Figure content listings
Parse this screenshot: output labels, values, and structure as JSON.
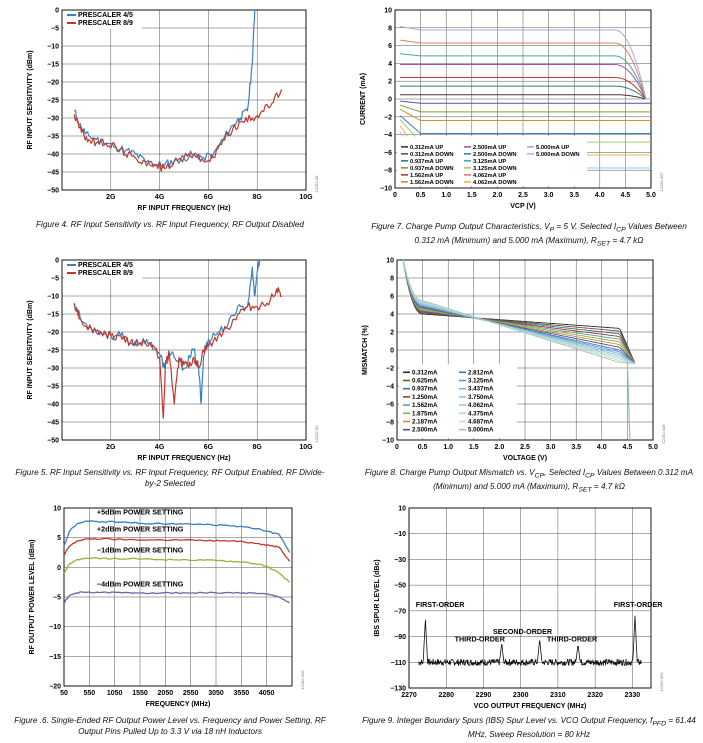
{
  "chart_data": [
    {
      "id": "fig4",
      "type": "line",
      "title": "",
      "caption": "Figure 4. RF Input Sensitivity vs. RF Input Frequency, RF Output Disabled",
      "xlabel": "RF INPUT FREQUENCY (Hz)",
      "ylabel": "RF INPUT SENSITIVITY (dBm)",
      "figure_id": "12282-08",
      "xlim": [
        0,
        10
      ],
      "ylim": [
        -50,
        0
      ],
      "x_ticks": [
        {
          "v": 2,
          "label": "2G"
        },
        {
          "v": 4,
          "label": "4G"
        },
        {
          "v": 6,
          "label": "6G"
        },
        {
          "v": 8,
          "label": "8G"
        },
        {
          "v": 10,
          "label": "10G"
        }
      ],
      "y_ticks": [
        -50,
        -45,
        -40,
        -35,
        -30,
        -25,
        -20,
        -15,
        -10,
        -5,
        0
      ],
      "grid": true,
      "legend": "top-left",
      "series": [
        {
          "name": "PRESCALER 4/5",
          "color": "#3a7fc1",
          "x": [
            0.5,
            0.8,
            1.1,
            1.4,
            1.8,
            2.2,
            2.6,
            3.0,
            3.4,
            3.8,
            4.2,
            4.6,
            5.0,
            5.4,
            5.8,
            6.2,
            6.6,
            7.0,
            7.3,
            7.6,
            7.8,
            7.9
          ],
          "y": [
            -28,
            -33,
            -35,
            -36,
            -37,
            -38,
            -39,
            -40,
            -42,
            -43,
            -43,
            -42,
            -41,
            -40,
            -41,
            -40,
            -36,
            -32,
            -30,
            -28,
            -15,
            0
          ]
        },
        {
          "name": "PRESCALER 8/9",
          "color": "#c0392b",
          "x": [
            0.5,
            0.8,
            1.1,
            1.4,
            1.8,
            2.2,
            2.6,
            3.0,
            3.4,
            3.8,
            4.2,
            4.6,
            5.0,
            5.4,
            5.8,
            6.2,
            6.6,
            7.0,
            7.4,
            7.8,
            8.2,
            8.6,
            9.0
          ],
          "y": [
            -29,
            -34,
            -36,
            -37,
            -37,
            -38,
            -40,
            -41,
            -42,
            -43,
            -44,
            -42,
            -41,
            -40,
            -42,
            -41,
            -36,
            -33,
            -31,
            -30,
            -28,
            -26,
            -22
          ]
        }
      ]
    },
    {
      "id": "fig5",
      "type": "line",
      "title": "",
      "caption": "Figure 5. RF Input Sensitivity vs. RF Input Frequency, RF Output Enabled, RF Divide-by-2 Selected",
      "xlabel": "RF INPUT FREQUENCY (Hz)",
      "ylabel": "RF INPUT SENSITIVITY (dBm)",
      "figure_id": "12282-00",
      "xlim": [
        0,
        10
      ],
      "ylim": [
        -50,
        0
      ],
      "x_ticks": [
        {
          "v": 2,
          "label": "2G"
        },
        {
          "v": 4,
          "label": "4G"
        },
        {
          "v": 6,
          "label": "6G"
        },
        {
          "v": 8,
          "label": "8G"
        },
        {
          "v": 10,
          "label": "10G"
        }
      ],
      "y_ticks": [
        -50,
        -45,
        -40,
        -35,
        -30,
        -25,
        -20,
        -15,
        -10,
        -5,
        0
      ],
      "grid": true,
      "legend": "top-left",
      "series": [
        {
          "name": "PRESCALER 4/5",
          "color": "#3a7fc1",
          "x": [
            0.5,
            0.8,
            1.2,
            1.6,
            2.0,
            2.4,
            2.8,
            3.2,
            3.6,
            4.0,
            4.2,
            4.4,
            4.6,
            5.0,
            5.4,
            5.6,
            5.7,
            5.8,
            6.0,
            6.4,
            6.8,
            7.2,
            7.6,
            7.8,
            7.9,
            8.0,
            8.1
          ],
          "y": [
            -12,
            -17,
            -19,
            -20,
            -21,
            -21,
            -23,
            -23,
            -23,
            -26,
            -30,
            -26,
            -27,
            -30,
            -25,
            -30,
            -40,
            -27,
            -22,
            -20,
            -18,
            -13,
            -13,
            -2,
            -10,
            -3,
            0
          ]
        },
        {
          "name": "PRESCALER 8/9",
          "color": "#c0392b",
          "x": [
            0.5,
            0.8,
            1.2,
            1.6,
            2.0,
            2.4,
            2.8,
            3.2,
            3.6,
            4.0,
            4.15,
            4.25,
            4.4,
            4.6,
            4.8,
            5.0,
            5.2,
            5.4,
            5.6,
            5.8,
            6.0,
            6.4,
            6.8,
            7.2,
            7.6,
            8.0,
            8.4,
            8.8,
            9.0
          ],
          "y": [
            -12,
            -17,
            -19,
            -20,
            -21,
            -21,
            -23,
            -23,
            -23,
            -27,
            -44,
            -28,
            -26,
            -40,
            -27,
            -29,
            -30,
            -27,
            -30,
            -25,
            -24,
            -21,
            -19,
            -15,
            -13,
            -13,
            -12,
            -8,
            -10
          ]
        }
      ]
    },
    {
      "id": "fig6",
      "type": "line",
      "title": "",
      "caption": "Figure .6. Single-Ended RF Output Power Level vs. Frequency and Power Setting, RF Output Pins Pulled Up to 3.3 V via 18 nH Inductors",
      "xlabel": "FREQUENCY (MHz)",
      "ylabel": "RF OUTPUT POWER LEVEL (dBm)",
      "figure_id": "12282-006",
      "xlim": [
        50,
        4550
      ],
      "ylim": [
        -20,
        10
      ],
      "x_ticks": [
        {
          "v": 50,
          "label": "50"
        },
        {
          "v": 550,
          "label": "550"
        },
        {
          "v": 1050,
          "label": "1050"
        },
        {
          "v": 1550,
          "label": "1550"
        },
        {
          "v": 2050,
          "label": "2050"
        },
        {
          "v": 2550,
          "label": "2550"
        },
        {
          "v": 3050,
          "label": "3050"
        },
        {
          "v": 3550,
          "label": "3550"
        },
        {
          "v": 4050,
          "label": "4050"
        }
      ],
      "y_ticks": [
        -20,
        -15,
        -10,
        -5,
        0,
        5,
        10
      ],
      "grid": true,
      "annotations": [
        "+5dBm POWER SETTING",
        "+2dBm POWER SETTING",
        "−1dBm POWER SETTING",
        "−4dBm POWER SETTING"
      ],
      "series": [
        {
          "name": "+5dBm POWER SETTING",
          "color": "#3a7fc1",
          "x": [
            50,
            150,
            300,
            500,
            800,
            1200,
            1600,
            2000,
            2400,
            2800,
            3200,
            3600,
            3900,
            4100,
            4300,
            4500
          ],
          "y": [
            3.5,
            6.0,
            7.3,
            7.8,
            7.7,
            7.6,
            7.4,
            7.3,
            7.3,
            7.2,
            7.1,
            6.8,
            6.5,
            6.0,
            5.5,
            2.5
          ]
        },
        {
          "name": "+2dBm POWER SETTING",
          "color": "#c0392b",
          "x": [
            50,
            150,
            300,
            500,
            800,
            1200,
            1600,
            2000,
            2400,
            2800,
            3200,
            3600,
            3900,
            4100,
            4300,
            4500
          ],
          "y": [
            2.0,
            3.5,
            4.4,
            4.8,
            4.8,
            4.7,
            4.6,
            4.6,
            4.6,
            4.5,
            4.5,
            4.3,
            4.0,
            3.7,
            3.4,
            1.0
          ]
        },
        {
          "name": "−1dBm POWER SETTING",
          "color": "#8db83f",
          "x": [
            50,
            150,
            300,
            500,
            800,
            1200,
            1600,
            2000,
            2400,
            2800,
            3200,
            3600,
            3900,
            4100,
            4300,
            4500
          ],
          "y": [
            -1.0,
            0.5,
            1.3,
            1.5,
            1.5,
            1.4,
            1.4,
            1.3,
            1.3,
            1.2,
            1.1,
            0.9,
            0.5,
            0.0,
            -1.0,
            -2.5
          ]
        },
        {
          "name": "−4dBm POWER SETTING",
          "color": "#7b5ea7",
          "x": [
            50,
            150,
            300,
            500,
            800,
            1200,
            1600,
            2000,
            2400,
            2800,
            3200,
            3600,
            3900,
            4100,
            4300,
            4500
          ],
          "y": [
            -6.0,
            -4.8,
            -4.3,
            -4.2,
            -4.2,
            -4.3,
            -4.3,
            -4.3,
            -4.3,
            -4.3,
            -4.3,
            -4.3,
            -4.4,
            -4.6,
            -5.0,
            -6.0
          ]
        }
      ]
    },
    {
      "id": "fig7",
      "type": "line",
      "title": "",
      "caption": "Figure 7. Charge Pump Output Characteristics, VP = 5 V, Selected ICP Values Between 0.312 mA (Minimum) and 5.000 mA (Maximum), RSET = 4.7 kΩ",
      "xlabel": "VCP (V)",
      "ylabel": "CURRENT (mA)",
      "figure_id": "12282-007",
      "xlim": [
        0,
        5
      ],
      "ylim": [
        -10,
        10
      ],
      "x_ticks": [
        {
          "v": 0,
          "label": "0"
        },
        {
          "v": 0.5,
          "label": "0.5"
        },
        {
          "v": 1,
          "label": "1.0"
        },
        {
          "v": 1.5,
          "label": "1.5"
        },
        {
          "v": 2,
          "label": "2.0"
        },
        {
          "v": 2.5,
          "label": "2.5"
        },
        {
          "v": 3,
          "label": "3.0"
        },
        {
          "v": 3.5,
          "label": "3.5"
        },
        {
          "v": 4,
          "label": "4.0"
        },
        {
          "v": 4.5,
          "label": "4.5"
        },
        {
          "v": 5,
          "label": "5.0"
        }
      ],
      "y_ticks": [
        -10,
        -8,
        -6,
        -4,
        -2,
        0,
        2,
        4,
        6,
        8,
        10
      ],
      "grid": true,
      "legend": "bottom-left",
      "currents": [
        0.312,
        0.937,
        1.562,
        2.5,
        3.125,
        4.062,
        5.0
      ],
      "legend_entries": [
        "0.312mA UP",
        "0.312mA DOWN",
        "0.937mA UP",
        "0.937mA DOWN",
        "1.562mA UP",
        "1.562mA DOWN",
        "2.500mA UP",
        "2.500mA DOWN",
        "3.125mA UP",
        "3.125mA DOWN",
        "4.062mA UP",
        "4.062mA DOWN",
        "5.000mA UP",
        "5.000mA DOWN"
      ],
      "legend_colors": [
        "#3d3d3d",
        "#5b4fa0",
        "#2f7d7d",
        "#7fa23a",
        "#c0392b",
        "#d98c2b",
        "#9b5aa8",
        "#3a7fc1",
        "#4aa6a6",
        "#a8c96a",
        "#e07f6e",
        "#e8b64e",
        "#b9a2d6",
        "#9cc3e6"
      ]
    },
    {
      "id": "fig8",
      "type": "line",
      "title": "",
      "caption": "Figure 8. Charge Pump Output Mismatch vs. VCP, Selected ICP Values Between 0.312 mA (Minimum) and 5.000 mA (Maximum), RSET = 4.7 kΩ",
      "xlabel": "VOLTAGE (V)",
      "ylabel": "MISMATCH (%)",
      "figure_id": "12282-008",
      "xlim": [
        0,
        5
      ],
      "ylim": [
        -10,
        10
      ],
      "x_ticks": [
        {
          "v": 0,
          "label": "0"
        },
        {
          "v": 0.5,
          "label": "0.5"
        },
        {
          "v": 1,
          "label": "1.0"
        },
        {
          "v": 1.5,
          "label": "1.5"
        },
        {
          "v": 2,
          "label": "2.0"
        },
        {
          "v": 2.5,
          "label": "2.5"
        },
        {
          "v": 3,
          "label": "3.0"
        },
        {
          "v": 3.5,
          "label": "3.5"
        },
        {
          "v": 4,
          "label": "4.0"
        },
        {
          "v": 4.5,
          "label": "4.5"
        },
        {
          "v": 5,
          "label": "5.0"
        }
      ],
      "y_ticks": [
        -10,
        -8,
        -6,
        -4,
        -2,
        0,
        2,
        4,
        6,
        8,
        10
      ],
      "grid": true,
      "legend": "bottom-left",
      "legend_entries": [
        "0.312mA",
        "0.625mA",
        "0.937mA",
        "1.250mA",
        "1.562mA",
        "1.875mA",
        "2.187mA",
        "2.500mA",
        "2.812mA",
        "3.125mA",
        "3.437mA",
        "3.750mA",
        "4.062mA",
        "4.375mA",
        "4.687mA",
        "5.000mA"
      ],
      "legend_colors": [
        "#2b2b2b",
        "#6b5a2b",
        "#3d6e9c",
        "#a0392b",
        "#5aa0a0",
        "#8fb04a",
        "#d98c2b",
        "#4d4d9c",
        "#3a7fc1",
        "#5b9bd5",
        "#7eb3d9",
        "#8fc3c9",
        "#a8cfd6",
        "#b6d6c6",
        "#c6ddd2",
        "#9ec7b9"
      ],
      "start_values": [
        4.0,
        4.1,
        4.2,
        4.3,
        4.4,
        4.5,
        4.6,
        4.7,
        4.8,
        4.9,
        5.0,
        5.1,
        5.2,
        5.3,
        5.4,
        5.5
      ],
      "end_values": [
        2.4,
        2.1,
        1.8,
        1.5,
        1.2,
        0.9,
        0.6,
        0.3,
        0.0,
        -0.2,
        -0.4,
        -0.6,
        -0.8,
        -1.0,
        -1.2,
        -1.4
      ]
    },
    {
      "id": "fig9",
      "type": "line",
      "title": "",
      "caption": "Figure 9. Integer Boundary Spurs (IBS) Spur Level vs. VCO Output Frequency, fPFD = 61.44 MHz, Sweep Resolution = 80 kHz",
      "xlabel": "VCO OUTPUT FREQUENCY (MHz)",
      "ylabel": "IBS SPUR LEVEL (dBc)",
      "figure_id": "12282-009",
      "xlim": [
        2270,
        2335
      ],
      "ylim": [
        -130,
        10
      ],
      "x_ticks": [
        {
          "v": 2270,
          "label": "2270"
        },
        {
          "v": 2280,
          "label": "2280"
        },
        {
          "v": 2290,
          "label": "2290"
        },
        {
          "v": 2300,
          "label": "2300"
        },
        {
          "v": 2310,
          "label": "2310"
        },
        {
          "v": 2320,
          "label": "2320"
        },
        {
          "v": 2330,
          "label": "2330"
        }
      ],
      "y_ticks": [
        -130,
        -110,
        -90,
        -70,
        -50,
        -30,
        -10,
        10
      ],
      "grid": true,
      "annotations": [
        "FIRST-ORDER",
        "SECOND-ORDER",
        "THIRD-ORDER",
        "THIRD-ORDER",
        "FIRST-ORDER"
      ],
      "baseline": -110,
      "spurs": [
        {
          "x": 2274.4,
          "y": -76
        },
        {
          "x": 2294.9,
          "y": -95
        },
        {
          "x": 2305.1,
          "y": -92
        },
        {
          "x": 2315.4,
          "y": -96
        },
        {
          "x": 2330.7,
          "y": -74
        }
      ]
    }
  ]
}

Directions for this task:
Which lines above contain "DOWN"? Show each of them.

Answer:
        "0.312mA DOWN",
        "0.937mA DOWN",
        "1.562mA DOWN",
        "2.500mA DOWN",
        "3.125mA DOWN",
        "4.062mA DOWN",
        "5.000mA DOWN"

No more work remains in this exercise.